Raw records:
■ ■ ■ ■ ■
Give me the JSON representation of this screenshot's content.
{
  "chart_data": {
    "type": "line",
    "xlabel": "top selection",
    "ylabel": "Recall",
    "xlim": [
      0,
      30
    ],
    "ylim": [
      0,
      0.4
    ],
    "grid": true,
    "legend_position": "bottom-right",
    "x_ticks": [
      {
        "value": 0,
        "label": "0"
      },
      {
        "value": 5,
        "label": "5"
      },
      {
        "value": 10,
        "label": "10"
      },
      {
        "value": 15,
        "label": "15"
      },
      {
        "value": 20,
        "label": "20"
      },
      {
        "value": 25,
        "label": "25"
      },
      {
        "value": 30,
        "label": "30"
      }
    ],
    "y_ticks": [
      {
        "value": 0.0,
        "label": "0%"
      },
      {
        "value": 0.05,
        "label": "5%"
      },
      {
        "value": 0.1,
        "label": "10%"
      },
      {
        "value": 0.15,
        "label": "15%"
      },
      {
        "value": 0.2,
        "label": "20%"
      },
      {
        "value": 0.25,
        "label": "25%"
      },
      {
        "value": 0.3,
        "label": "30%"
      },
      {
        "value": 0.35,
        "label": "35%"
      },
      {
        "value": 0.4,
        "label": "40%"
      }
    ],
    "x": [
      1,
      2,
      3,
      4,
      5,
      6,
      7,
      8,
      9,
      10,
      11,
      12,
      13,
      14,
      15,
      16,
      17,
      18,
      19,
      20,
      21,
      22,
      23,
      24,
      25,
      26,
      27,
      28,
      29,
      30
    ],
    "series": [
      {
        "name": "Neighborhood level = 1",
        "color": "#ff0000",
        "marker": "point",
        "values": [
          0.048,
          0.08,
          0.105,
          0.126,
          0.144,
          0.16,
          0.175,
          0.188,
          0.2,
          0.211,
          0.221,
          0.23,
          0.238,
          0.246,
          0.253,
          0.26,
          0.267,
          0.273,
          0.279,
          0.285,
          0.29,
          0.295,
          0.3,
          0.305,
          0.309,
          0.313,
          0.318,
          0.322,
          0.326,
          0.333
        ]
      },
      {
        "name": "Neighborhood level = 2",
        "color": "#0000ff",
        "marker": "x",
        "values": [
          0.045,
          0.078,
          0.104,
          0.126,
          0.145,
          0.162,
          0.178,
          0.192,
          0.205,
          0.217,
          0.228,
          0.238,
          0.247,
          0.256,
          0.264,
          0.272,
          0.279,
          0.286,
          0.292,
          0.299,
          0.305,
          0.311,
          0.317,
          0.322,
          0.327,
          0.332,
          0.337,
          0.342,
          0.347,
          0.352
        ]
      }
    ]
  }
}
■ ■ ■ ■ ■
Stated problem: Gather and return every line that holds the string "name".

Output:
        "name": "Neighborhood level = 1",
        "name": "Neighborhood level = 2",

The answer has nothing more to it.